■ TEXT
However, many will be surprised to know that the ARKK ETF actually holds a Sharpe ratio of 2.42, which exceeds that of the QQQ ETF at 2.278. The Sharpe Ratio is a measure of a stock's excess return over the risk-free rate relative to overall market volatility. It's rather surprising to me to see that the ARKK ETF has a better risk-return profile than QQQ.

Fundamentals

Fundamentally speaking, the ARKK ETF is actively managed based on financial modeling, while the QQQ ETF aims to track a broader index in the Nasdaq. By eyeballing it, one would predict that the ARKK ETF's scope is smaller due to its thematic nature, and you'd thus see excess downside potential with possible lower long-term returns.

If we examine the respective top holdings, it's certainly evident that the QQQ ETF is invested in more established tech firms with higher market share, whereas the ARKK ETF is invested in growth prospects.

■ LISTED ENTRIES
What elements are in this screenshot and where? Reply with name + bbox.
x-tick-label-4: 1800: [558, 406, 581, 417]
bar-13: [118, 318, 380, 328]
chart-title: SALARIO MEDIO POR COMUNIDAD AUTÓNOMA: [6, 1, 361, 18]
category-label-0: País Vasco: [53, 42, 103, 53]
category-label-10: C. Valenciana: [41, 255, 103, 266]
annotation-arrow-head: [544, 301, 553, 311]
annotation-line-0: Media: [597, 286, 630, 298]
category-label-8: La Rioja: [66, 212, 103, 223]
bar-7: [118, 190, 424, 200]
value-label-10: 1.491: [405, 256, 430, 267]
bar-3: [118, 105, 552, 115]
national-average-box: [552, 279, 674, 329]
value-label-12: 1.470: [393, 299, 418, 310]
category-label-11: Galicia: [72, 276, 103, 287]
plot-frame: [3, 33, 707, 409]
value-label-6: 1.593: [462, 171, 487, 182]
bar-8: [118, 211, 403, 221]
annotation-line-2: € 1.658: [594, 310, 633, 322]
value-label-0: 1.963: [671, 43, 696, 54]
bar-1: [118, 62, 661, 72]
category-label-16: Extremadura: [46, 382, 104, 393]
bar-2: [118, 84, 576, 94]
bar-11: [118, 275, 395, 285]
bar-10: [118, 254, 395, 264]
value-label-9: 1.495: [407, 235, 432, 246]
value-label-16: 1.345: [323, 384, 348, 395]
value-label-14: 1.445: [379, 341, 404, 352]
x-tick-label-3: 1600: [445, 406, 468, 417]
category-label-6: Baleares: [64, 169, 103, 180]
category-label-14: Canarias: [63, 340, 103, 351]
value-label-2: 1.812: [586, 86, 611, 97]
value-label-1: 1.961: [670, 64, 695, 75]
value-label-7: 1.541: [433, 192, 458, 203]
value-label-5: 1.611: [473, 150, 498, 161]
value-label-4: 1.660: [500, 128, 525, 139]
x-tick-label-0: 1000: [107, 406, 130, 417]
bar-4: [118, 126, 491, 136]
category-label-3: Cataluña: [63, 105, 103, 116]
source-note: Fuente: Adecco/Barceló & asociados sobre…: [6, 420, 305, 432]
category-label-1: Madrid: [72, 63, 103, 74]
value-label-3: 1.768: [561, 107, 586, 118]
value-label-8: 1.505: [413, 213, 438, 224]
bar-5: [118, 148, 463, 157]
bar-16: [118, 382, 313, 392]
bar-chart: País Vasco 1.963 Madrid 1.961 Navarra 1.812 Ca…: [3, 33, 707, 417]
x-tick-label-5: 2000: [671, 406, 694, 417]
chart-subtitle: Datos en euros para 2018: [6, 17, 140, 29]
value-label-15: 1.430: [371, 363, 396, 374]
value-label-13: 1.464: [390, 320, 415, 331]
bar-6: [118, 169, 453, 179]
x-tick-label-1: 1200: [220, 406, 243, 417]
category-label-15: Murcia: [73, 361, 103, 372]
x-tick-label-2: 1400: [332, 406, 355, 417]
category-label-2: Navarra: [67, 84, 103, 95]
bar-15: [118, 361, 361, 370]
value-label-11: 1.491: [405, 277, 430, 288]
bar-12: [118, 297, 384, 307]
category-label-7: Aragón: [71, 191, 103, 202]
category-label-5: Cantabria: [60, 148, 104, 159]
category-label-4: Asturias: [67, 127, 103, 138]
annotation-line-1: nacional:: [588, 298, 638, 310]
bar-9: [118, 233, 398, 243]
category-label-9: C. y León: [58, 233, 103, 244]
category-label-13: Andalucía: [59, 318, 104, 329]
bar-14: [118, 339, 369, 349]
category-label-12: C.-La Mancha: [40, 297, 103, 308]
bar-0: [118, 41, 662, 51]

■ YOUR INSTRUCTIONS
Set down, word for word, everything in the ARKK and QQQ passage from "However, many will" down to "lower long-term returns.".

■ ANSWER SECTION
However, many will be surprised to know that the ARKK ETF actually holds a Sharpe ratio of 2.42, which exceeds that of the QQQ ETF at 2.278. The Sharpe Ratio is a measure of a stock's excess return over the risk-free rate relative to overall market volatility. It's rather surprising to me to see that the ARKK ETF has a better risk-return profile than QQQ.

Fundamentals

Fundamentally speaking, the ARKK ETF is actively managed based on financial modeling, while the QQQ ETF aims to track a broader index in the Nasdaq. By eyeballing it, one would predict that the ARKK ETF's scope is smaller due to its thematic nature, and you'd thus see excess downside potential with possible lower long-term returns.